-- begin Exercise input --

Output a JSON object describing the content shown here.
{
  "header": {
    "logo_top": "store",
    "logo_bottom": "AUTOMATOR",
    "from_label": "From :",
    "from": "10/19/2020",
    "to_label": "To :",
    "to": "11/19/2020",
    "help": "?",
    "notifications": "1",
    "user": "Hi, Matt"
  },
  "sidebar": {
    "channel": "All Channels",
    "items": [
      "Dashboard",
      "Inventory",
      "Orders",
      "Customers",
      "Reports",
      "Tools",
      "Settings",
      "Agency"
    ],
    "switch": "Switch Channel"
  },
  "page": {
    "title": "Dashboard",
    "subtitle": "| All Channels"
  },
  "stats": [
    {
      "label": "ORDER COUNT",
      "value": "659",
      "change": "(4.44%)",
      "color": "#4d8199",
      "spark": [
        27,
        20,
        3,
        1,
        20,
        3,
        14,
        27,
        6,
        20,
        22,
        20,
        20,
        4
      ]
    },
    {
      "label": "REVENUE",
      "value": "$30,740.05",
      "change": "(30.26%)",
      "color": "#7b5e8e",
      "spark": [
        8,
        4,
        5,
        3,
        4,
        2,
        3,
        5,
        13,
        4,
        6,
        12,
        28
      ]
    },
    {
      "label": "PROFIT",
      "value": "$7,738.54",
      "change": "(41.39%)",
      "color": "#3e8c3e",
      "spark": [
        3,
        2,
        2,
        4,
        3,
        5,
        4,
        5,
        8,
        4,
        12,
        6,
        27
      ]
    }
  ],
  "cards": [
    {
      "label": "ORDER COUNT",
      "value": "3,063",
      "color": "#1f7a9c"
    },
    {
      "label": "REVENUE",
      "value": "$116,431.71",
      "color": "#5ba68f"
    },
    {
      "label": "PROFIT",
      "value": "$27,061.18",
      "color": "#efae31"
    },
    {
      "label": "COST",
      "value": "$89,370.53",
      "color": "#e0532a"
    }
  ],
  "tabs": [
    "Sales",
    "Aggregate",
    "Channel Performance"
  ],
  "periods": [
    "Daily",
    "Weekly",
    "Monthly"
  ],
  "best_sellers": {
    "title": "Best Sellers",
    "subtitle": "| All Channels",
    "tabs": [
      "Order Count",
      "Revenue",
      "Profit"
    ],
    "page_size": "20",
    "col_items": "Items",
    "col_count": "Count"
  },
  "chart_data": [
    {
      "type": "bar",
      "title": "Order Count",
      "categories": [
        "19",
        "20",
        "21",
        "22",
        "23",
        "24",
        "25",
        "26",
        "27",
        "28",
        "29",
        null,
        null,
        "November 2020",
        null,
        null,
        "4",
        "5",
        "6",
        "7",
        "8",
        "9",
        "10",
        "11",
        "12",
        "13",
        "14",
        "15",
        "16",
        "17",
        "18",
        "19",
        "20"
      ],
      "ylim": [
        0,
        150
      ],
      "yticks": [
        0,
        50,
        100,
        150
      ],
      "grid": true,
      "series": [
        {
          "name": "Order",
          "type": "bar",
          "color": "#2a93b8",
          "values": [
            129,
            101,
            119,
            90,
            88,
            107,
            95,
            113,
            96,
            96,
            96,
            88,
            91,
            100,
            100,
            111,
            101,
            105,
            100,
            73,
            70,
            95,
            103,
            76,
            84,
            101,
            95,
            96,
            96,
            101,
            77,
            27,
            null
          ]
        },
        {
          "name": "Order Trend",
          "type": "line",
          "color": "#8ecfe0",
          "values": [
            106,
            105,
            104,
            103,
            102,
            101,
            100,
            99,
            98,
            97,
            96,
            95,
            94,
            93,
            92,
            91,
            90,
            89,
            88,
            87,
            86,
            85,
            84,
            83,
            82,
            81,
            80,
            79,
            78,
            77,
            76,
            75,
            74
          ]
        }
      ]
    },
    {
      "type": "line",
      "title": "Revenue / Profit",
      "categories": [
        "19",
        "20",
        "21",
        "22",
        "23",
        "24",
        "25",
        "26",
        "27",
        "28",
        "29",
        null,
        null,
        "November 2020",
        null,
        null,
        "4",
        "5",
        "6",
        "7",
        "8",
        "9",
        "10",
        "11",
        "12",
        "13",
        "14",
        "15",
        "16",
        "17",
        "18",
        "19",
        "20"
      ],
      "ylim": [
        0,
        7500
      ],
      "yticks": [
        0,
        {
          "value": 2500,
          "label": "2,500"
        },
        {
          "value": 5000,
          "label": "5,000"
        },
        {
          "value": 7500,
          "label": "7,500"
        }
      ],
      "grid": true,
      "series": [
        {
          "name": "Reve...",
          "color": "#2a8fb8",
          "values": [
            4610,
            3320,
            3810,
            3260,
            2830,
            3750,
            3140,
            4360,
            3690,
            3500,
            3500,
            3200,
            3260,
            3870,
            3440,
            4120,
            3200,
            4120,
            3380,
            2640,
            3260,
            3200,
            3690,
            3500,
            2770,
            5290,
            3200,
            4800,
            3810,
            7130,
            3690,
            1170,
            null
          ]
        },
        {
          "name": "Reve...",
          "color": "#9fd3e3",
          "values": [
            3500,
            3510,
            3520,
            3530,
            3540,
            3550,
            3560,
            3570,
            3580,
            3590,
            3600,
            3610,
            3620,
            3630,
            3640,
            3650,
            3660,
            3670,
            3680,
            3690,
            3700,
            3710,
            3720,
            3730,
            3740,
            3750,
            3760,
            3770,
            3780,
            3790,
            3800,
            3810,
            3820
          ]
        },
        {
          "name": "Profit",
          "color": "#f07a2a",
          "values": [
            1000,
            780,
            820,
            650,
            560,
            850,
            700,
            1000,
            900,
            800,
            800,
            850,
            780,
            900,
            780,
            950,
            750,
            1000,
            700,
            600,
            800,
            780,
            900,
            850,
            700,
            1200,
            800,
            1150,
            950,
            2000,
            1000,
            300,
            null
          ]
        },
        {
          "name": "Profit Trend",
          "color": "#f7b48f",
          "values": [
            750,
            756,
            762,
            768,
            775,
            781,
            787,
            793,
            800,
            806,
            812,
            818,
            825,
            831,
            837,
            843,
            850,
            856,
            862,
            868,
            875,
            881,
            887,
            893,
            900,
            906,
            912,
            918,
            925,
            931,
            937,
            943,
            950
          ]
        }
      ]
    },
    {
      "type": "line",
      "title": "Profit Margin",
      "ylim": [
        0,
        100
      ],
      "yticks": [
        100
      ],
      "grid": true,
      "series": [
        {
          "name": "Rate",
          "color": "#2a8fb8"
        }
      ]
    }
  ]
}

-- end Exercise input --

- **Stated problem**:
Type out all of the material again, word for word.

- **Exercise result**:
Output a JSON object describing the content shown here.
{
  "header": {
    "logo_top": "store",
    "logo_bottom": "AUTOMATOR",
    "from_label": "From :",
    "from": "10/19/2020",
    "to_label": "To :",
    "to": "11/19/2020",
    "help": "?",
    "notifications": "1",
    "user": "Hi, Matt"
  },
  "sidebar": {
    "channel": "All Channels",
    "items": [
      "Dashboard",
      "Inventory",
      "Orders",
      "Customers",
      "Reports",
      "Tools",
      "Settings",
      "Agency"
    ],
    "switch": "Switch Channel"
  },
  "page": {
    "title": "Dashboard",
    "subtitle": "| All Channels"
  },
  "stats": [
    {
      "label": "ORDER COUNT",
      "value": "659",
      "change": "(4.44%)",
      "color": "#4d8199",
      "spark": [
        27,
        20,
        3,
        1,
        20,
        3,
        14,
        27,
        6,
        20,
        22,
        20,
        20,
        4
      ]
    },
    {
      "label": "REVENUE",
      "value": "$30,740.05",
      "change": "(30.26%)",
      "color": "#7b5e8e",
      "spark": [
        8,
        4,
        5,
        3,
        4,
        2,
        3,
        5,
        13,
        4,
        6,
        12,
        28
      ]
    },
    {
      "label": "PROFIT",
      "value": "$7,738.54",
      "change": "(41.39%)",
      "color": "#3e8c3e",
      "spark": [
        3,
        2,
        2,
        4,
        3,
        5,
        4,
        5,
        8,
        4,
        12,
        6,
        27
      ]
    }
  ],
  "cards": [
    {
      "label": "ORDER COUNT",
      "value": "3,063",
      "color": "#1f7a9c"
    },
    {
      "label": "REVENUE",
      "value": "$116,431.71",
      "color": "#5ba68f"
    },
    {
      "label": "PROFIT",
      "value": "$27,061.18",
      "color": "#efae31"
    },
    {
      "label": "COST",
      "value": "$89,370.53",
      "color": "#e0532a"
    }
  ],
  "tabs": [
    "Sales",
    "Aggregate",
    "Channel Performance"
  ],
  "periods": [
    "Daily",
    "Weekly",
    "Monthly"
  ],
  "best_sellers": {
    "title": "Best Sellers",
    "subtitle": "| All Channels",
    "tabs": [
      "Order Count",
      "Revenue",
      "Profit"
    ],
    "page_size": "20",
    "col_items": "Items",
    "col_count": "Count"
  },
  "chart_data": [
    {
      "type": "bar",
      "title": "Order Count",
      "categories": [
        "19",
        "20",
        "21",
        "22",
        "23",
        "24",
        "25",
        "26",
        "27",
        "28",
        "29",
        null,
        null,
        "November 2020",
        null,
        null,
        "4",
        "5",
        "6",
        "7",
        "8",
        "9",
        "10",
        "11",
        "12",
        "13",
        "14",
        "15",
        "16",
        "17",
        "18",
        "19",
        "20"
      ],
      "ylim": [
        0,
        150
      ],
      "yticks": [
        0,
        50,
        100,
        150
      ],
      "grid": true,
      "series": [
        {
          "name": "Order",
          "type": "bar",
          "color": "#2a93b8",
          "values": [
            129,
            101,
            119,
            90,
            88,
            107,
            95,
            113,
            96,
            96,
            96,
            88,
            91,
            100,
            100,
            111,
            101,
            105,
            100,
            73,
            70,
            95,
            103,
            76,
            84,
            101,
            95,
            96,
            96,
            101,
            77,
            27,
            null
          ]
        },
        {
          "name": "Order Trend",
          "type": "line",
          "color": "#8ecfe0",
          "values": [
            106,
            105,
            104,
            103,
            102,
            101,
            100,
            99,
            98,
            97,
            96,
            95,
            94,
            93,
            92,
            91,
            90,
            89,
            88,
            87,
            86,
            85,
            84,
            83,
            82,
            81,
            80,
            79,
            78,
            77,
            76,
            75,
            74
          ]
        }
      ]
    },
    {
      "type": "line",
      "title": "Revenue / Profit",
      "categories": [
        "19",
        "20",
        "21",
        "22",
        "23",
        "24",
        "25",
        "26",
        "27",
        "28",
        "29",
        null,
        null,
        "November 2020",
        null,
        null,
        "4",
        "5",
        "6",
        "7",
        "8",
        "9",
        "10",
        "11",
        "12",
        "13",
        "14",
        "15",
        "16",
        "17",
        "18",
        "19",
        "20"
      ],
      "ylim": [
        0,
        7500
      ],
      "yticks": [
        0,
        {
          "value": 2500,
          "label": "2,500"
        },
        {
          "value": 5000,
          "label": "5,000"
        },
        {
          "value": 7500,
          "label": "7,500"
        }
      ],
      "grid": true,
      "series": [
        {
          "name": "Reve...",
          "color": "#2a8fb8",
          "values": [
            4610,
            3320,
            3810,
            3260,
            2830,
            3750,
            3140,
            4360,
            3690,
            3500,
            3500,
            3200,
            3260,
            3870,
            3440,
            4120,
            3200,
            4120,
            3380,
            2640,
            3260,
            3200,
            3690,
            3500,
            2770,
            5290,
            3200,
            4800,
            3810,
            7130,
            3690,
            1170,
            null
          ]
        },
        {
          "name": "Reve...",
          "color": "#9fd3e3",
          "values": [
            3500,
            3510,
            3520,
            3530,
            3540,
            3550,
            3560,
            3570,
            3580,
            3590,
            3600,
            3610,
            3620,
            3630,
            3640,
            3650,
            3660,
            3670,
            3680,
            3690,
            3700,
            3710,
            3720,
            3730,
            3740,
            3750,
            3760,
            3770,
            3780,
            3790,
            3800,
            3810,
            3820
          ]
        },
        {
          "name": "Profit",
          "color": "#f07a2a",
          "values": [
            1000,
            780,
            820,
            650,
            560,
            850,
            700,
            1000,
            900,
            800,
            800,
            850,
            780,
            900,
            780,
            950,
            750,
            1000,
            700,
            600,
            800,
            780,
            900,
            850,
            700,
            1200,
            800,
            1150,
            950,
            2000,
            1000,
            300,
            null
          ]
        },
        {
          "name": "Profit Trend",
          "color": "#f7b48f",
          "values": [
            750,
            756,
            762,
            768,
            775,
            781,
            787,
            793,
            800,
            806,
            812,
            818,
            825,
            831,
            837,
            843,
            850,
            856,
            862,
            868,
            875,
            881,
            887,
            893,
            900,
            906,
            912,
            918,
            925,
            931,
            937,
            943,
            950
          ]
        }
      ]
    },
    {
      "type": "line",
      "title": "Profit Margin",
      "ylim": [
        0,
        100
      ],
      "yticks": [
        100
      ],
      "grid": true,
      "series": [
        {
          "name": "Rate",
          "color": "#2a8fb8"
        }
      ]
    }
  ]
}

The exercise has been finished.